(Items listed in a dataset)
----
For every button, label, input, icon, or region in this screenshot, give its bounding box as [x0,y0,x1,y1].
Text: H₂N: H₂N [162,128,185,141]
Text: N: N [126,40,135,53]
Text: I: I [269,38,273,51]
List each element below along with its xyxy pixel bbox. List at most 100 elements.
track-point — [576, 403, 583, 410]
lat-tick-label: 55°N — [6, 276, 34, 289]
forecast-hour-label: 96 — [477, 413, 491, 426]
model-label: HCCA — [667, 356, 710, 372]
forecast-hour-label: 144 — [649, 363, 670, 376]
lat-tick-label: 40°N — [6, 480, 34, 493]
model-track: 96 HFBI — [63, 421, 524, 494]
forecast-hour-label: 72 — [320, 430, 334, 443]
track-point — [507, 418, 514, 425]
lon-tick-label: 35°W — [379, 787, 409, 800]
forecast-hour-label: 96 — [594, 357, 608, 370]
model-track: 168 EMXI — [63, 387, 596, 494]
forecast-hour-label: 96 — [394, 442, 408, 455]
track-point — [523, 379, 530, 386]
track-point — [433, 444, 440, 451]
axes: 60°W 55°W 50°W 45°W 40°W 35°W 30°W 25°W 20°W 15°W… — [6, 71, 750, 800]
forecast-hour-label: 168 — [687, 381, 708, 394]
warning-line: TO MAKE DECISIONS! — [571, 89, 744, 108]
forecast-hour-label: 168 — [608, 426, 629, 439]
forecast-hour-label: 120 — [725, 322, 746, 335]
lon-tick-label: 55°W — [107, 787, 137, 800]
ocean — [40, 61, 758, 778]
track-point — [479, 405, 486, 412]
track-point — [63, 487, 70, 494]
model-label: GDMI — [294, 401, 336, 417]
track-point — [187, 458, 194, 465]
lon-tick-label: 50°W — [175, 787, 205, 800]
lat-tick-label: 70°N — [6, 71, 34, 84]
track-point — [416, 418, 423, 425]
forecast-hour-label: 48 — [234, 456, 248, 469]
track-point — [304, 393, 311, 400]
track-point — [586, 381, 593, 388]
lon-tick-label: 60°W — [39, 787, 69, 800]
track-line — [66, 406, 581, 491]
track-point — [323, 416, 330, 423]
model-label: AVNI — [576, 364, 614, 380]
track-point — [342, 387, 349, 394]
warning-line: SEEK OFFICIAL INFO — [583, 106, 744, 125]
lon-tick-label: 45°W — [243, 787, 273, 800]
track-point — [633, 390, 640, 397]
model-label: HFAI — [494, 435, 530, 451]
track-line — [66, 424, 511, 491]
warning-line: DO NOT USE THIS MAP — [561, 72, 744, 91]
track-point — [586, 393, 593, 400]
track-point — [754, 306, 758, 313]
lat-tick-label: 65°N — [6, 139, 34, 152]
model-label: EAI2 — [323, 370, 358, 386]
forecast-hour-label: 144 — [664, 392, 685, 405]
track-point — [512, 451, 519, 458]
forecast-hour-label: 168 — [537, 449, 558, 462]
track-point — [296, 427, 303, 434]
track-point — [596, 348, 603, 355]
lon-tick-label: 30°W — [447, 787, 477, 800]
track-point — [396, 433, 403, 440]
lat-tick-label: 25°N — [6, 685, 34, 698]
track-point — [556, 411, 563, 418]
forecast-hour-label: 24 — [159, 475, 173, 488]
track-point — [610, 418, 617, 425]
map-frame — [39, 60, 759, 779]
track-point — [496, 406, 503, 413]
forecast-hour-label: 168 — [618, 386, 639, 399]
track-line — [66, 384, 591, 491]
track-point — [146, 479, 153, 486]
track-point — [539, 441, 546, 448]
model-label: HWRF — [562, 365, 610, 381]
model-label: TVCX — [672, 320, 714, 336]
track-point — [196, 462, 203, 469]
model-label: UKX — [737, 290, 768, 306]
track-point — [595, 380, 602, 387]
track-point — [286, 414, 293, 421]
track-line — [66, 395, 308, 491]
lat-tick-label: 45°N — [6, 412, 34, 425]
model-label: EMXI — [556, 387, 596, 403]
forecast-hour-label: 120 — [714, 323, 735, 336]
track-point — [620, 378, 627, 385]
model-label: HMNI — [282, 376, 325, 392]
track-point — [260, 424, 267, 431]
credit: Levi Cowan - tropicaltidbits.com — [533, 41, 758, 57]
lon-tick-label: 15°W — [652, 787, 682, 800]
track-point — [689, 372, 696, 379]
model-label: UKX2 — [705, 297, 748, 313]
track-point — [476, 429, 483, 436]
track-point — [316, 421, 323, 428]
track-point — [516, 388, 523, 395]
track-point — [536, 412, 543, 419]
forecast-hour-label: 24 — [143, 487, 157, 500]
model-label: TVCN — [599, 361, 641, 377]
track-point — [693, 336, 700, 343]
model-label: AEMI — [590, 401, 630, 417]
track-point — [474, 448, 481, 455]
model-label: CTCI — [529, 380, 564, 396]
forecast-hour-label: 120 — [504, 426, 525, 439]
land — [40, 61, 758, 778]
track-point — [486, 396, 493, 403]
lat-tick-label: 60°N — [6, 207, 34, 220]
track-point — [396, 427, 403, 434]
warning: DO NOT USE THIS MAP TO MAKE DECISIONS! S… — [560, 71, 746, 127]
----
Goal of the exercise
Arrange every item above as a Markdown table with the columns Row and Item, giving each line its own row number and leaving out any blank lines.

Final result
| Row | Item |
|---|---|
| 1 | For every button, label, input, icon, or region in this screenshot, give its bounding box as [x0,y0,x1,y1]. |
| 2 | Text: H₂N: H₂N [162,128,185,141] |
| 3 | Text: N: N [126,40,135,53] |
| 4 | Text: I: I [269,38,273,51] |
| 5 | List each element below along with its xyxy pixel bbox. List at most 100 elements. |
| 6 | track-point — [576, 403, 583, 410] |
| 7 | lat-tick-label: 55°N — [6, 276, 34, 289] |
| 8 | forecast-hour-label: 96 — [477, 413, 491, 426] |
| 9 | model-label: HCCA — [667, 356, 710, 372] |
| 10 | forecast-hour-label: 144 — [649, 363, 670, 376] |
| 11 | lat-tick-label: 40°N — [6, 480, 34, 493] |
| 12 | model-track: 96 HFBI — [63, 421, 524, 494] |
| 13 | forecast-hour-label: 72 — [320, 430, 334, 443] |
| 14 | track-point — [507, 418, 514, 425] |
| 15 | lon-tick-label: 35°W — [379, 787, 409, 800] |
| 16 | forecast-hour-label: 96 — [594, 357, 608, 370] |
| 17 | model-track: 168 EMXI — [63, 387, 596, 494] |
| 18 | forecast-hour-label: 96 — [394, 442, 408, 455] |
| 19 | track-point — [523, 379, 530, 386] |
| 20 | track-point — [433, 444, 440, 451] |
| 21 | axes: 60°W 55°W 50°W 45°W 40°W 35°W 30°W 25°W 20°W 15°W… — [6, 71, 750, 800] |
| 22 | forecast-hour-label: 168 — [687, 381, 708, 394] |
| 23 | warning-line: TO MAKE DECISIONS! — [571, 89, 744, 108] |
| 24 | forecast-hour-label: 168 — [608, 426, 629, 439] |
| 25 | forecast-hour-label: 120 — [725, 322, 746, 335] |
| 26 | lon-tick-label: 55°W — [107, 787, 137, 800] |
| 27 | ocean — [40, 61, 758, 778] |
| 28 | track-point — [479, 405, 486, 412] |
| 29 | track-point — [63, 487, 70, 494] |
| 30 | model-label: GDMI — [294, 401, 336, 417] |
| 31 | track-point — [187, 458, 194, 465] |
| 32 | lon-tick-label: 50°W — [175, 787, 205, 800] |
| 33 | lat-tick-label: 70°N — [6, 71, 34, 84] |
| 34 | track-point — [416, 418, 423, 425] |
| 35 | forecast-hour-label: 48 — [234, 456, 248, 469] |
| 36 | track-point — [304, 393, 311, 400] |
| 37 | track-point — [586, 381, 593, 388] |
| 38 | lon-tick-label: 60°W — [39, 787, 69, 800] |
| 39 | track-line — [66, 406, 581, 491] |
| 40 | track-point — [323, 416, 330, 423] |
| 41 | model-label: AVNI — [576, 364, 614, 380] |
| 42 | track-point — [342, 387, 349, 394] |
| 43 | warning-line: SEEK OFFICIAL INFO — [583, 106, 744, 125] |
| 44 | lon-tick-label: 45°W — [243, 787, 273, 800] |
| 45 | track-point — [633, 390, 640, 397] |
| 46 | model-label: HFAI — [494, 435, 530, 451] |
| 47 | track-line — [66, 424, 511, 491] |
| 48 | warning-line: DO NOT USE THIS MAP — [561, 72, 744, 91] |
| 49 | track-point — [586, 393, 593, 400] |
| 50 | track-point — [754, 306, 758, 313] |
| 51 | lat-tick-label: 65°N — [6, 139, 34, 152] |
| 52 | model-label: EAI2 — [323, 370, 358, 386] |
| 53 | forecast-hour-label: 144 — [664, 392, 685, 405] |
| 54 | track-point — [512, 451, 519, 458] |
| 55 | forecast-hour-label: 168 — [537, 449, 558, 462] |
| 56 | track-point — [296, 427, 303, 434] |
| 57 | track-point — [596, 348, 603, 355] |
| 58 | lon-tick-label: 30°W — [447, 787, 477, 800] |
| 59 | track-point — [396, 433, 403, 440] |
| 60 | lat-tick-label: 25°N — [6, 685, 34, 698] |
| 61 | track-point — [556, 411, 563, 418] |
| 62 | forecast-hour-label: 24 — [159, 475, 173, 488] |
| 63 | track-point — [610, 418, 617, 425] |
| 64 | map-frame — [39, 60, 759, 779] |
| 65 | track-point — [496, 406, 503, 413] |
| 66 | forecast-hour-label: 168 — [618, 386, 639, 399] |
| 67 | track-line — [66, 384, 591, 491] |
| 68 | track-point — [146, 479, 153, 486] |
| 69 | track-point — [539, 441, 546, 448] |
| 70 | model-label: HWRF — [562, 365, 610, 381] |
| 71 | model-label: TVCX — [672, 320, 714, 336] |
| 72 | track-point — [196, 462, 203, 469] |
| 73 | model-label: UKX — [737, 290, 768, 306] |
| 74 | track-point — [595, 380, 602, 387] |
| 75 | track-point — [286, 414, 293, 421] |
| 76 | track-line — [66, 395, 308, 491] |
| 77 | lat-tick-label: 45°N — [6, 412, 34, 425] |
| 78 | model-label: EMXI — [556, 387, 596, 403] |
| 79 | forecast-hour-label: 120 — [714, 323, 735, 336] |
| 80 | track-point — [620, 378, 627, 385] |
| 81 | model-label: HMNI — [282, 376, 325, 392] |
| 82 | track-point — [260, 424, 267, 431] |
| 83 | credit: Levi Cowan - tropicaltidbits.com — [533, 41, 758, 57] |
| 84 | lon-tick-label: 15°W — [652, 787, 682, 800] |
| 85 | track-point — [689, 372, 696, 379] |
| 86 | model-label: UKX2 — [705, 297, 748, 313] |
| 87 | track-point — [476, 429, 483, 436] |
| 88 | track-point — [316, 421, 323, 428] |
| 89 | track-point — [516, 388, 523, 395] |
| 90 | track-point — [536, 412, 543, 419] |
| 91 | forecast-hour-label: 24 — [143, 487, 157, 500] |
| 92 | model-label: TVCN — [599, 361, 641, 377] |
| 93 | track-point — [693, 336, 700, 343] |
| 94 | model-label: AEMI — [590, 401, 630, 417] |
| 95 | track-point — [474, 448, 481, 455] |
| 96 | model-label: CTCI — [529, 380, 564, 396] |
| 97 | forecast-hour-label: 120 — [504, 426, 525, 439] |
| 98 | land — [40, 61, 758, 778] |
| 99 | track-point — [486, 396, 493, 403] |
| 100 | lat-tick-label: 60°N — [6, 207, 34, 220] |
| 101 | track-point — [396, 427, 403, 434] |
| 102 | warning: DO NOT USE THIS MAP TO MAKE DECISIONS! S… — [560, 71, 746, 127] |